(Records for this exercise):
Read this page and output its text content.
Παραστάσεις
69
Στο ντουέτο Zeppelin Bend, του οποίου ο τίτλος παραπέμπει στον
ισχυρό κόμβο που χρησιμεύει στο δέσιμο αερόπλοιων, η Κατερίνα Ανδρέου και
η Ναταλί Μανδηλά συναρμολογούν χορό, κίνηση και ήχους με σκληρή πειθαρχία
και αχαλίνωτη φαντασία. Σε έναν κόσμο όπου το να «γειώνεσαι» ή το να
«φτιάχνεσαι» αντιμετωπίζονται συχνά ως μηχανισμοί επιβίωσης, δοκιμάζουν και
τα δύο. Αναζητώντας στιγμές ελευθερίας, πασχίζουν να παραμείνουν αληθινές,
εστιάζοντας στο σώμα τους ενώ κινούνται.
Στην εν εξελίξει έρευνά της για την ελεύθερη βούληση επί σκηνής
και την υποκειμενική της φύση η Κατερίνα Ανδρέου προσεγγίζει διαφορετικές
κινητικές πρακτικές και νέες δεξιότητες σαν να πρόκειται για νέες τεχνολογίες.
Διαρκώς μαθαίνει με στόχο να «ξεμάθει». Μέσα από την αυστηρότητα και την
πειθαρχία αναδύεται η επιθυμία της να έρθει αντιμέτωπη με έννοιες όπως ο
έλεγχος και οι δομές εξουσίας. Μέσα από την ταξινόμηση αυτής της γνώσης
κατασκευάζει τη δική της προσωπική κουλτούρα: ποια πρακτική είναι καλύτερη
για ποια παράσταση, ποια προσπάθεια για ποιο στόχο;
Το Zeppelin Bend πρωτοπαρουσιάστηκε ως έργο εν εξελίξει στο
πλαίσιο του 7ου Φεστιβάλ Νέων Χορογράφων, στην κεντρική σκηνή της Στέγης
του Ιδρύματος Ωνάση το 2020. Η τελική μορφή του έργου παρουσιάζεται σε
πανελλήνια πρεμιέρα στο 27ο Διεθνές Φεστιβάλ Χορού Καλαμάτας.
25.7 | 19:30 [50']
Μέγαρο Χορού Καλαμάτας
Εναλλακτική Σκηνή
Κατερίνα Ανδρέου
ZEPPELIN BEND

(Direction):
Check every line of the material for the string "Φεστιβάλ" and give the number of lines that have it, without anything else.

(Correct output):
2